== Material provided ==

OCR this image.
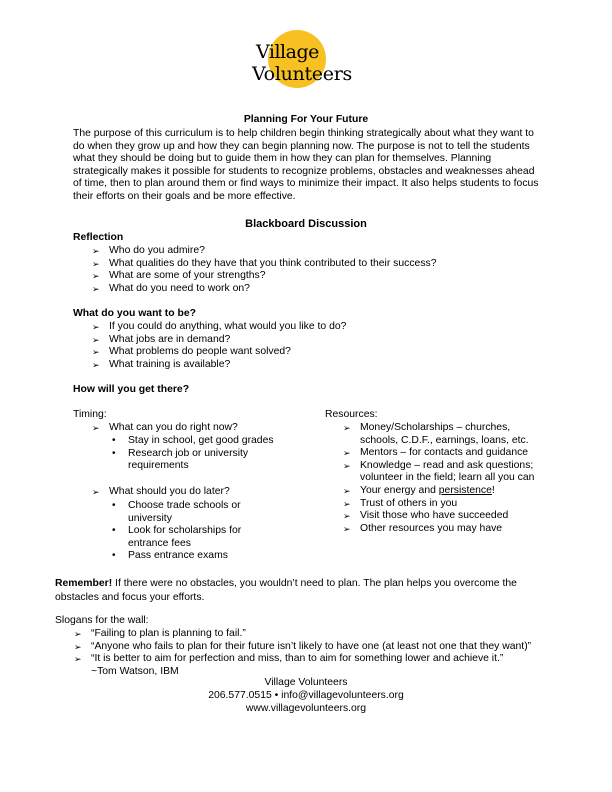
Village
Volunteers
Planning For Your Future

The purpose of this curriculum is to help children begin thinking strategically about what they want to do when they grow up and how they can begin planning now. The purpose is not to tell the students what they should be doing but to guide them in how they can plan for themselves. Planning strategically makes it possible for students to recognize problems, obstacles and weaknesses ahead of time, then to plan around them or find ways to minimize their impact. It also helps students to focus their efforts on their goals and be more effective.

Blackboard Discussion
Reflection
➢ Who do you admire?
➢ What qualities do they have that you think contributed to their success?
➢ What are some of your strengths?
➢ What do you need to work on?
What do you want to be?
➢ If you could do anything, what would you like to do?
➢ What jobs are in demand?
➢ What problems do people want solved?
➢ What training is available?
How will you get there?
Timing:
➢ What can you do right now?
• Stay in school, get good grades
• Research job or university requirements
➢ What should you do later?
• Choose trade schools or university
• Look for scholarships for entrance fees
• Pass entrance exams
Resources:
➢ Money/Scholarships – churches, schools, C.D.F., earnings, loans, etc.
➢ Mentors – for contacts and guidance
➢ Knowledge – read and ask questions; volunteer in the field; learn all you can
➢ Your energy and persistence!
➢ Trust of others in you
➢ Visit those who have succeeded
➢ Other resources you may have

Remember! If there were no obstacles, you wouldn’t need to plan. The plan helps you overcome the obstacles and focus your efforts.

Slogans for the wall:
➢ “Failing to plan is planning to fail.”
➢ “Anyone who fails to plan for their future isn’t likely to have one (at least not one that they want)”
➢ “It is better to aim for perfection and miss, than to aim for something lower and achieve it.”
~Tom Watson, IBM
Village Volunteers
206.577.0515 • info@villagevolunteers.org
www.villagevolunteers.org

===

▶ [Your task]: Write out the records above exactly as they stand, leaving out every picture.

▶ [Output for this exercise]:
OCR this image.
Village
Volunteers
Planning For Your Future

The purpose of this curriculum is to help children begin thinking strategically about what they want to do when they grow up and how they can begin planning now. The purpose is not to tell the students what they should be doing but to guide them in how they can plan for themselves. Planning strategically makes it possible for students to recognize problems, obstacles and weaknesses ahead of time, then to plan around them or find ways to minimize their impact. It also helps students to focus their efforts on their goals and be more effective.

Blackboard Discussion
Reflection
➢ Who do you admire?
➢ What qualities do they have that you think contributed to their success?
➢ What are some of your strengths?
➢ What do you need to work on?
What do you want to be?
➢ If you could do anything, what would you like to do?
➢ What jobs are in demand?
➢ What problems do people want solved?
➢ What training is available?
How will you get there?
Timing:
➢ What can you do right now?
• Stay in school, get good grades
• Research job or university requirements
➢ What should you do later?
• Choose trade schools or university
• Look for scholarships for entrance fees
• Pass entrance exams
Resources:
➢ Money/Scholarships – churches, schools, C.D.F., earnings, loans, etc.
➢ Mentors – for contacts and guidance
➢ Knowledge – read and ask questions; volunteer in the field; learn all you can
➢ Your energy and persistence!
➢ Trust of others in you
➢ Visit those who have succeeded
➢ Other resources you may have

Remember! If there were no obstacles, you wouldn’t need to plan. The plan helps you overcome the obstacles and focus your efforts.

Slogans for the wall:
➢ “Failing to plan is planning to fail.”
➢ “Anyone who fails to plan for their future isn’t likely to have one (at least not one that they want)”
➢ “It is better to aim for perfection and miss, than to aim for something lower and achieve it.”
~Tom Watson, IBM
Village Volunteers
206.577.0515 • info@villagevolunteers.org
www.villagevolunteers.org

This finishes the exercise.